> _What is being asked_
Return all lines where the word "ПРОГРАММ" can be found.

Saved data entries
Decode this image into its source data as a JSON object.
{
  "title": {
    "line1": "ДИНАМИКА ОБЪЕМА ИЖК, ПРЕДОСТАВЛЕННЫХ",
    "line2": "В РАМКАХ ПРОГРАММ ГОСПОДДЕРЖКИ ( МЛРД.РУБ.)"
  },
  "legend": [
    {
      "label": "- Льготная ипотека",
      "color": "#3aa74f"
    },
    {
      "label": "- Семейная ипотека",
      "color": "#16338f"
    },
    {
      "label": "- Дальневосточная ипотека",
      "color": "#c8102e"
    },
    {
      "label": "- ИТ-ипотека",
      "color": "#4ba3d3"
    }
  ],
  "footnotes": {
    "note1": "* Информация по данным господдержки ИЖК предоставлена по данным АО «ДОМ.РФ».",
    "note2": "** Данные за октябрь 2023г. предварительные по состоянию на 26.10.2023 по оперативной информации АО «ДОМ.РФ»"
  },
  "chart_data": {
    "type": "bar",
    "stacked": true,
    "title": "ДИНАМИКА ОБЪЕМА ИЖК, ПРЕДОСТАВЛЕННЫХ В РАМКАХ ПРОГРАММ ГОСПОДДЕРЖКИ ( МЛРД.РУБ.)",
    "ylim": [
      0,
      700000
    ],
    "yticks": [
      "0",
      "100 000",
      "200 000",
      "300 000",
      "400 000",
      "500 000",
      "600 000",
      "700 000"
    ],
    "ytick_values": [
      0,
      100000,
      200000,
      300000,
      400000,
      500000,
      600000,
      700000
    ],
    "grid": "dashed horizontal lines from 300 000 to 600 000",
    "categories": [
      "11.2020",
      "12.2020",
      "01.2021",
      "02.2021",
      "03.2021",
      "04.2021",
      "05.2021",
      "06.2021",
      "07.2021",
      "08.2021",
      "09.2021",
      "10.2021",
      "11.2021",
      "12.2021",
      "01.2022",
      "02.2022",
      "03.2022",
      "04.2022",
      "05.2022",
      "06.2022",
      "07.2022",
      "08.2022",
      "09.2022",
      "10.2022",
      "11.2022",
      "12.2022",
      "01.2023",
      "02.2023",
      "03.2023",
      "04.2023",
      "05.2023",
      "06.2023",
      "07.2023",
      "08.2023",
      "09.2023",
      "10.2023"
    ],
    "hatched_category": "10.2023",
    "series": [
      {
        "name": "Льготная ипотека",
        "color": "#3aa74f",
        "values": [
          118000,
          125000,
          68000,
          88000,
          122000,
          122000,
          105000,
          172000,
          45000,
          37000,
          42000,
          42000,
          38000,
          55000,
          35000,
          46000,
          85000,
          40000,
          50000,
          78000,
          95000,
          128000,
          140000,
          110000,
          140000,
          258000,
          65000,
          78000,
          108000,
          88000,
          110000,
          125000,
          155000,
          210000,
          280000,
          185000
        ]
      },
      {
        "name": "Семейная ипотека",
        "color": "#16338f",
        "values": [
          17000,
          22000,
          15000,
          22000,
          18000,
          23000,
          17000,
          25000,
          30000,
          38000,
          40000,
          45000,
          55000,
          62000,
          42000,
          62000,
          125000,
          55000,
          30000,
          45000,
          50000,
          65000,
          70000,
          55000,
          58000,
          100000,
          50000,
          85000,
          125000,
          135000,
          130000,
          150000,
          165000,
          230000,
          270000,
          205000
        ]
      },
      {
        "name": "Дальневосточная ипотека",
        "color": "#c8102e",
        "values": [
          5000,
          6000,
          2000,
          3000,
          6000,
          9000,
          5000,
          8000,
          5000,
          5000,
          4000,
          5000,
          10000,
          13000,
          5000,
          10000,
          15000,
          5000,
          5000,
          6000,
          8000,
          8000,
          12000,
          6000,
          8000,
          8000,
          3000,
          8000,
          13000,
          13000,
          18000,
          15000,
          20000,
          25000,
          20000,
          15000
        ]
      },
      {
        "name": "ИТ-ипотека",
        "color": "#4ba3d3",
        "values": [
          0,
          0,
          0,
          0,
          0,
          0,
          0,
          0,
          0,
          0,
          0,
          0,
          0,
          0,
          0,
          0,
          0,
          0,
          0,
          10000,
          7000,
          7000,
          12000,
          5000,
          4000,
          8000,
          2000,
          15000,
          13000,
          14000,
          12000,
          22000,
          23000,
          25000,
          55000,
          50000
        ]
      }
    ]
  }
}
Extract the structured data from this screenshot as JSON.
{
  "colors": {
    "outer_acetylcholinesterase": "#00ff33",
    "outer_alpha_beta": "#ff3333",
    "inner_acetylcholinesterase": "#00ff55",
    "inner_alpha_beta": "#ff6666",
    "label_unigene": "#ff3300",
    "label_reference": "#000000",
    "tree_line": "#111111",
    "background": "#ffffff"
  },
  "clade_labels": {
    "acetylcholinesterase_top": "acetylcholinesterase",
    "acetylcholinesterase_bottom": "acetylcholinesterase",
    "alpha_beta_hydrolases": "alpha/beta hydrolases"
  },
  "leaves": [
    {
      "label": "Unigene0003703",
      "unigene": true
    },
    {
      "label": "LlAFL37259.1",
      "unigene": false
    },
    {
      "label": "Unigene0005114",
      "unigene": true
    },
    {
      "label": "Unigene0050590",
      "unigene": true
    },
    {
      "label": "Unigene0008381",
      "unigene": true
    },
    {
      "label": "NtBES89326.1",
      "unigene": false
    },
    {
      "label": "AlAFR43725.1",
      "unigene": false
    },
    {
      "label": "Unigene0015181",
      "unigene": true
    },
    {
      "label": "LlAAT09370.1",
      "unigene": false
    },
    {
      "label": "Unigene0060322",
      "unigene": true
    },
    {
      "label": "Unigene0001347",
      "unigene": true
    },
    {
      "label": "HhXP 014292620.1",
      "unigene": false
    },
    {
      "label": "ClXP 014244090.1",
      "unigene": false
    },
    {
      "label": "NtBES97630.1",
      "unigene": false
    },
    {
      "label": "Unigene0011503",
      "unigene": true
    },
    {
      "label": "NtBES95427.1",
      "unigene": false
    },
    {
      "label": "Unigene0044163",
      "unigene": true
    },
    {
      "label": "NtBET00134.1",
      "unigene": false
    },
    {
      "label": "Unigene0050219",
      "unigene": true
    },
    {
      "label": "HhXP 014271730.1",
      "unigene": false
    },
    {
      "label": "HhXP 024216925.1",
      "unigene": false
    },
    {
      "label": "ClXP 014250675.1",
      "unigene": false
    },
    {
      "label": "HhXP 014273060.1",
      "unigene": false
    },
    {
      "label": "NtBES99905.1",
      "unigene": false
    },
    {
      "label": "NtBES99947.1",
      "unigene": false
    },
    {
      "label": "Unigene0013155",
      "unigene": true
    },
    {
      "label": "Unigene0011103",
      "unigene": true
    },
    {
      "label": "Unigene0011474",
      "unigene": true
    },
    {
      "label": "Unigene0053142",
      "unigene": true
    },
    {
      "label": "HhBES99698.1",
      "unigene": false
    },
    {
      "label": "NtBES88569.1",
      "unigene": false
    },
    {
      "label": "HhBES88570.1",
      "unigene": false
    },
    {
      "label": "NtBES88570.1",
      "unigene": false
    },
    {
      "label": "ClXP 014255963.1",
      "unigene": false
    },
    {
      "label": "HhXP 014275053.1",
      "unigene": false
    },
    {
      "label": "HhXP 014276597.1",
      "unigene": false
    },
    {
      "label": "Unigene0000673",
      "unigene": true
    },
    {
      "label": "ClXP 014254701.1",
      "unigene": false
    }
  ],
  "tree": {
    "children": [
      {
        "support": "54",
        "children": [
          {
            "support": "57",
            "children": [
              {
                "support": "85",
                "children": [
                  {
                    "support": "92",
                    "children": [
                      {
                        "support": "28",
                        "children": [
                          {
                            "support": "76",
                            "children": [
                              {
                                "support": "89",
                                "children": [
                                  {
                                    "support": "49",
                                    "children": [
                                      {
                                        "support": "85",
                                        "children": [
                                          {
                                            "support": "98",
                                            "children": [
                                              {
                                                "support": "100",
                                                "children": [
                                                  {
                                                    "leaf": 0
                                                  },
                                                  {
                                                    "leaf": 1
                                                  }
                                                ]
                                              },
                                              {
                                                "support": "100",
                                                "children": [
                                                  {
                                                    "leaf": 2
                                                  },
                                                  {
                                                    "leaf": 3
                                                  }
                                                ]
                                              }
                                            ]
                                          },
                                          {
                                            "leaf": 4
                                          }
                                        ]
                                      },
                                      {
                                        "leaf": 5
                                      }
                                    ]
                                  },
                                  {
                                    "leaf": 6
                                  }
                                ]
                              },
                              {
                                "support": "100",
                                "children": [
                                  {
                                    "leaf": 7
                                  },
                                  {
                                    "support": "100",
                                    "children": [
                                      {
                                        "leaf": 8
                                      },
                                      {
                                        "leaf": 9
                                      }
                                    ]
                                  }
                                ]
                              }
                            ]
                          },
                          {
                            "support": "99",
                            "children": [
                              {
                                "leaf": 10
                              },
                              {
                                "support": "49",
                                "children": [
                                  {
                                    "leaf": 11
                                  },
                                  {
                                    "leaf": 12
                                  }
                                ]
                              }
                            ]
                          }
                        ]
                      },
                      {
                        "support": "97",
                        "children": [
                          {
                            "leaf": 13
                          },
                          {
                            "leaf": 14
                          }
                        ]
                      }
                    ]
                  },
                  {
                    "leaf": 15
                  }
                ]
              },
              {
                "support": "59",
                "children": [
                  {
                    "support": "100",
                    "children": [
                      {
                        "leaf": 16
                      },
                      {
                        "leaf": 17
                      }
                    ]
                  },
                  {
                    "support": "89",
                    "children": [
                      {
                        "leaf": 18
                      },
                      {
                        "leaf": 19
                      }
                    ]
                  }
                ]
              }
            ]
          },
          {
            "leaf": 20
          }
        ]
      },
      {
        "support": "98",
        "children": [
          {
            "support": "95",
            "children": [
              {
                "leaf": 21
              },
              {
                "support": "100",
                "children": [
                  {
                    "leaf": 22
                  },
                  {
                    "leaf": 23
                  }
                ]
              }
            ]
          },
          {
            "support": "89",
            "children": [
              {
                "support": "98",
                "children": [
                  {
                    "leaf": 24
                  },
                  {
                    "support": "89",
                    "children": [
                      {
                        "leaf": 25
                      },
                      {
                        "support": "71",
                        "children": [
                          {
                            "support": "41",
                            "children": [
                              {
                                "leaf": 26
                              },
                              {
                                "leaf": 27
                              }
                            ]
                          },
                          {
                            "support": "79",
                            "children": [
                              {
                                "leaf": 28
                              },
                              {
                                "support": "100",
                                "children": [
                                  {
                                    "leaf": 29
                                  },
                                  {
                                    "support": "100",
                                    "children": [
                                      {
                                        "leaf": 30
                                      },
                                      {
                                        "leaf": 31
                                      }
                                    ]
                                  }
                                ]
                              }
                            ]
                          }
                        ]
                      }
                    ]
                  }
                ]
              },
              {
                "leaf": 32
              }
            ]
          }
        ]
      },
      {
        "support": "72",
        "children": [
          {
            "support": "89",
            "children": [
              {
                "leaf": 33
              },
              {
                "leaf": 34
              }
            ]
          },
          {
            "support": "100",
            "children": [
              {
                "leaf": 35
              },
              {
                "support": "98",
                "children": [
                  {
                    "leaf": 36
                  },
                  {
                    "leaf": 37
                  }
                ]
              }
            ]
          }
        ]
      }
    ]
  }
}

> _Worked answer_
    "line2": "В РАМКАХ ПРОГРАММ ГОСПОДДЕРЖКИ ( МЛРД.РУБ.)"
    "title": "ДИНАМИКА ОБЪЕМА ИЖК, ПРЕДОСТАВЛЕННЫХ В РАМКАХ ПРОГРАММ ГОСПОДДЕРЖКИ ( МЛРД.РУБ.)",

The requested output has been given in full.